> [YOUR TASK] From the listing below, pull each line that includes "CCTV".

> [RECORDS SUPPLIED]
= = =

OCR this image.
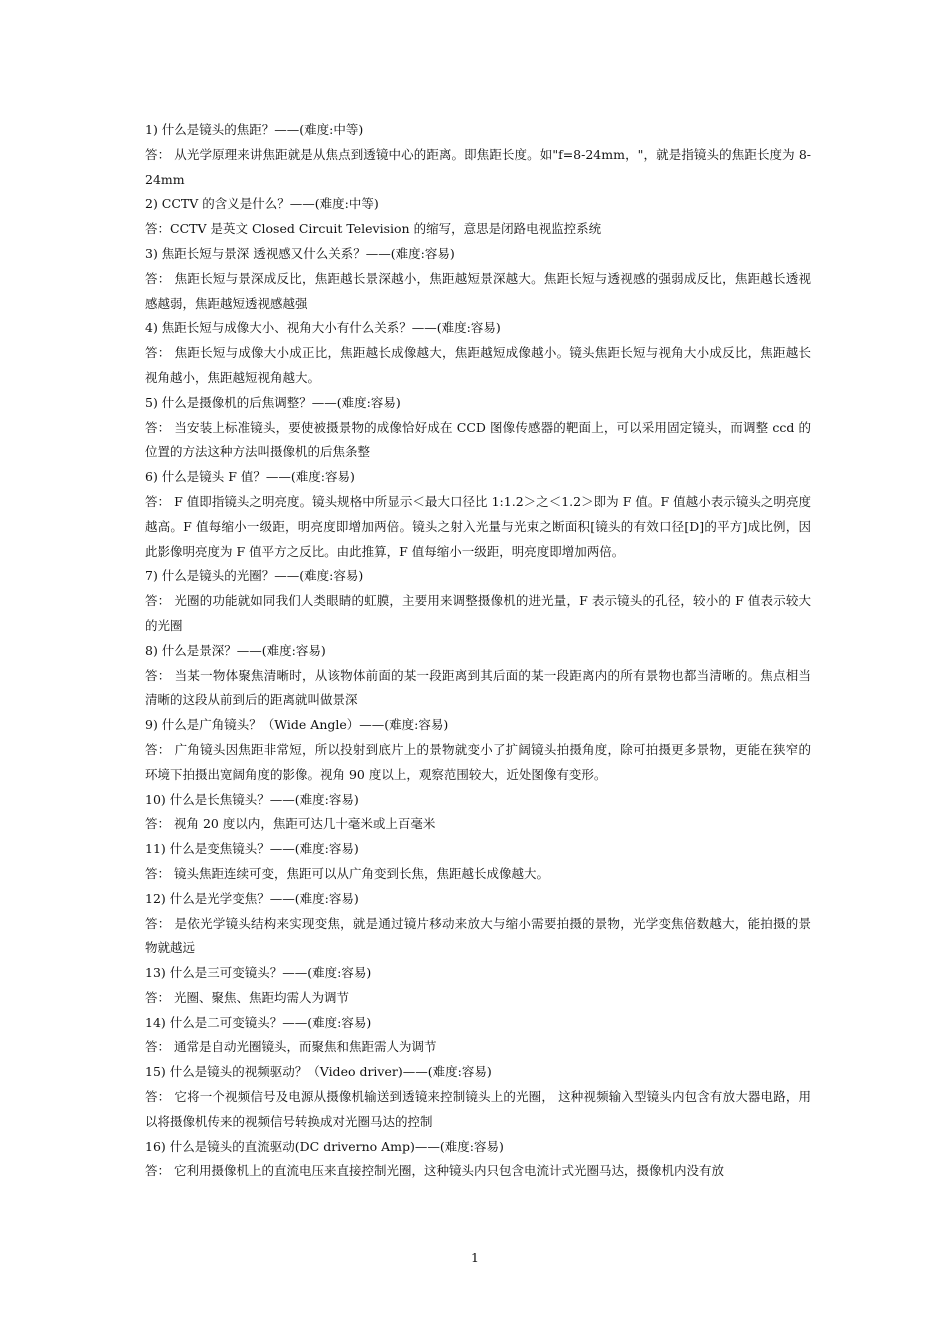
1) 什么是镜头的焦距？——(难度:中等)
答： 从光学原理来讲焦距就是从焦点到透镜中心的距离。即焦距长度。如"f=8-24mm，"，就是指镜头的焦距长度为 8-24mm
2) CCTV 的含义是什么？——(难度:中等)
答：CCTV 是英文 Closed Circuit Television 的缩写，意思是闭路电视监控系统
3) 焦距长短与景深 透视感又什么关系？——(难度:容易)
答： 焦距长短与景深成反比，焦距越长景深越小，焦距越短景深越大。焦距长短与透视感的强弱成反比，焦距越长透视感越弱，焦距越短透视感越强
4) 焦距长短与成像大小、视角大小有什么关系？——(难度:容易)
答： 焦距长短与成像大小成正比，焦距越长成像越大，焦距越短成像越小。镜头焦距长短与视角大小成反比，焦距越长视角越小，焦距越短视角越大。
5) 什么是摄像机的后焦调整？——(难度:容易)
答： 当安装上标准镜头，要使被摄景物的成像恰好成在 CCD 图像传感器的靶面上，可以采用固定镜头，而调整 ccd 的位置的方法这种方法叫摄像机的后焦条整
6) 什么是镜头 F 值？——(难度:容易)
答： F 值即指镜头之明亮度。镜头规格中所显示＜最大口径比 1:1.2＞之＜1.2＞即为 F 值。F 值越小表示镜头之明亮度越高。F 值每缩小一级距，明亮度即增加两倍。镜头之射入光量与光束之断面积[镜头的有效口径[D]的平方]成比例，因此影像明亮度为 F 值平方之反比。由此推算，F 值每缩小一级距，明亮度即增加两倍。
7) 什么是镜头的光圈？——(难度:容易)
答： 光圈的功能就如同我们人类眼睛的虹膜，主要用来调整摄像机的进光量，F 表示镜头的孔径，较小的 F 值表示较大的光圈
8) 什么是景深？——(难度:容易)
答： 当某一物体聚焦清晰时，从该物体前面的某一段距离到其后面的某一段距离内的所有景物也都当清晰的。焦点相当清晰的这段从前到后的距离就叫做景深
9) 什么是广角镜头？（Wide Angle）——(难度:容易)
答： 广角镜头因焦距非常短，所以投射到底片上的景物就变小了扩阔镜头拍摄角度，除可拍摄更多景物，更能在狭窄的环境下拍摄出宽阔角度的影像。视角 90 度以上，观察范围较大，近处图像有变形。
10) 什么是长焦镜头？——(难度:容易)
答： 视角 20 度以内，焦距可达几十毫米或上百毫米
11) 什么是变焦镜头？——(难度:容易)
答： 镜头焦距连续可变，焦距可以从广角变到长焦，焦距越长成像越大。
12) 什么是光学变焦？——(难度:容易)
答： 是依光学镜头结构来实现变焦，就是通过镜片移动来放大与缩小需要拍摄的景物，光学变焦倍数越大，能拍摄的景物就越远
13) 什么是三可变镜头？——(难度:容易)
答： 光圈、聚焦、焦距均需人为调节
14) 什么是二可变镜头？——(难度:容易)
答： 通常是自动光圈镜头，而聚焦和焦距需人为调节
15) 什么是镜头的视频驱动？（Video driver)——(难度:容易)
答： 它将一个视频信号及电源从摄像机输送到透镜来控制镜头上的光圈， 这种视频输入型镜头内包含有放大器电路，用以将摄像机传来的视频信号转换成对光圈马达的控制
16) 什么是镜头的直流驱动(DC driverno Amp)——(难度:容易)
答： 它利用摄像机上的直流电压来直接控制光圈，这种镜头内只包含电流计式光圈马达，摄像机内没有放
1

= = =

> [RESPONSE TO THIS EXERCISE]
2) CCTV 的含义是什么？——(难度:中等)
答：CCTV 是英文 Closed Circuit Television 的缩写，意思是闭路电视监控系统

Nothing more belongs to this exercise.